■ What the task requires ■
Every record below should be printed exactly as given.
<<<<
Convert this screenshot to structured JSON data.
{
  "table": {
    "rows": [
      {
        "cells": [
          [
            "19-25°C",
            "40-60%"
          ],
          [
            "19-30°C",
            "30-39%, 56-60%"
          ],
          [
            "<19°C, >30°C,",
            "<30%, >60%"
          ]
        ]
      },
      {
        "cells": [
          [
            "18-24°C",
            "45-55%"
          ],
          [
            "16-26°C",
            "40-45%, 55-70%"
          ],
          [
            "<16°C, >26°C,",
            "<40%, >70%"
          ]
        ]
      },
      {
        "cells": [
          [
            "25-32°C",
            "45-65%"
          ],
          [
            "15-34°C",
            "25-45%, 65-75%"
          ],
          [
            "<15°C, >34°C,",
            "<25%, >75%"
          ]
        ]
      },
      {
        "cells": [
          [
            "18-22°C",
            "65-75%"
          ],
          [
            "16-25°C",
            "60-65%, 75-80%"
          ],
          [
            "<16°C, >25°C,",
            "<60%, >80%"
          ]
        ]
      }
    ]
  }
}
>>>>
■ Expected answer ■
Convert this screenshot to structured JSON data.
{
  "table": {
    "rows": [
      {
        "cells": [
          [
            "19-25°C",
            "40-60%"
          ],
          [
            "19-30°C",
            "30-39%, 56-60%"
          ],
          [
            "<19°C, >30°C,",
            "<30%, >60%"
          ]
        ]
      },
      {
        "cells": [
          [
            "18-24°C",
            "45-55%"
          ],
          [
            "16-26°C",
            "40-45%, 55-70%"
          ],
          [
            "<16°C, >26°C,",
            "<40%, >70%"
          ]
        ]
      },
      {
        "cells": [
          [
            "25-32°C",
            "45-65%"
          ],
          [
            "15-34°C",
            "25-45%, 65-75%"
          ],
          [
            "<15°C, >34°C,",
            "<25%, >75%"
          ]
        ]
      },
      {
        "cells": [
          [
            "18-22°C",
            "65-75%"
          ],
          [
            "16-25°C",
            "60-65%, 75-80%"
          ],
          [
            "<16°C, >25°C,",
            "<60%, >80%"
          ]
        ]
      }
    ]
  }
}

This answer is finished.